start GIVEN ENTRIES
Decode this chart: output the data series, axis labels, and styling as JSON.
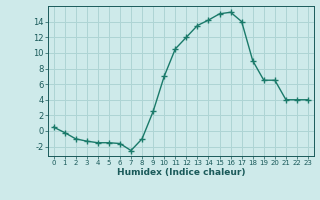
{
  "x": [
    0,
    1,
    2,
    3,
    4,
    5,
    6,
    7,
    8,
    9,
    10,
    11,
    12,
    13,
    14,
    15,
    16,
    17,
    18,
    19,
    20,
    21,
    22,
    23
  ],
  "y": [
    0.5,
    -0.2,
    -1.0,
    -1.3,
    -1.5,
    -1.5,
    -1.6,
    -2.5,
    -1.0,
    2.5,
    7.0,
    10.5,
    12.0,
    13.5,
    14.2,
    15.0,
    15.2,
    14.0,
    9.0,
    6.5,
    6.5,
    4.0,
    4.0,
    4.0
  ],
  "xlabel": "Humidex (Indice chaleur)",
  "xlim": [
    -0.5,
    23.5
  ],
  "ylim": [
    -3.2,
    16.0
  ],
  "yticks": [
    -2,
    0,
    2,
    4,
    6,
    8,
    10,
    12,
    14
  ],
  "xticks": [
    0,
    1,
    2,
    3,
    4,
    5,
    6,
    7,
    8,
    9,
    10,
    11,
    12,
    13,
    14,
    15,
    16,
    17,
    18,
    19,
    20,
    21,
    22,
    23
  ],
  "line_color": "#1a7a6a",
  "marker_color": "#1a7a6a",
  "bg_color": "#ceeaea",
  "grid_color": "#aed4d4",
  "tick_color": "#1a5a5a",
  "label_color": "#1a5a5a"
}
end GIVEN ENTRIES
YOUR INSTRUCTIONS >> Above are records with pictures; repeat the records exactly and leave the pictures out.

SOLUTION BELOW >>
Decode this chart: output the data series, axis labels, and styling as JSON.
{
  "x": [
    0,
    1,
    2,
    3,
    4,
    5,
    6,
    7,
    8,
    9,
    10,
    11,
    12,
    13,
    14,
    15,
    16,
    17,
    18,
    19,
    20,
    21,
    22,
    23
  ],
  "y": [
    0.5,
    -0.2,
    -1.0,
    -1.3,
    -1.5,
    -1.5,
    -1.6,
    -2.5,
    -1.0,
    2.5,
    7.0,
    10.5,
    12.0,
    13.5,
    14.2,
    15.0,
    15.2,
    14.0,
    9.0,
    6.5,
    6.5,
    4.0,
    4.0,
    4.0
  ],
  "xlabel": "Humidex (Indice chaleur)",
  "xlim": [
    -0.5,
    23.5
  ],
  "ylim": [
    -3.2,
    16.0
  ],
  "yticks": [
    -2,
    0,
    2,
    4,
    6,
    8,
    10,
    12,
    14
  ],
  "xticks": [
    0,
    1,
    2,
    3,
    4,
    5,
    6,
    7,
    8,
    9,
    10,
    11,
    12,
    13,
    14,
    15,
    16,
    17,
    18,
    19,
    20,
    21,
    22,
    23
  ],
  "line_color": "#1a7a6a",
  "marker_color": "#1a7a6a",
  "bg_color": "#ceeaea",
  "grid_color": "#aed4d4",
  "tick_color": "#1a5a5a",
  "label_color": "#1a5a5a"
}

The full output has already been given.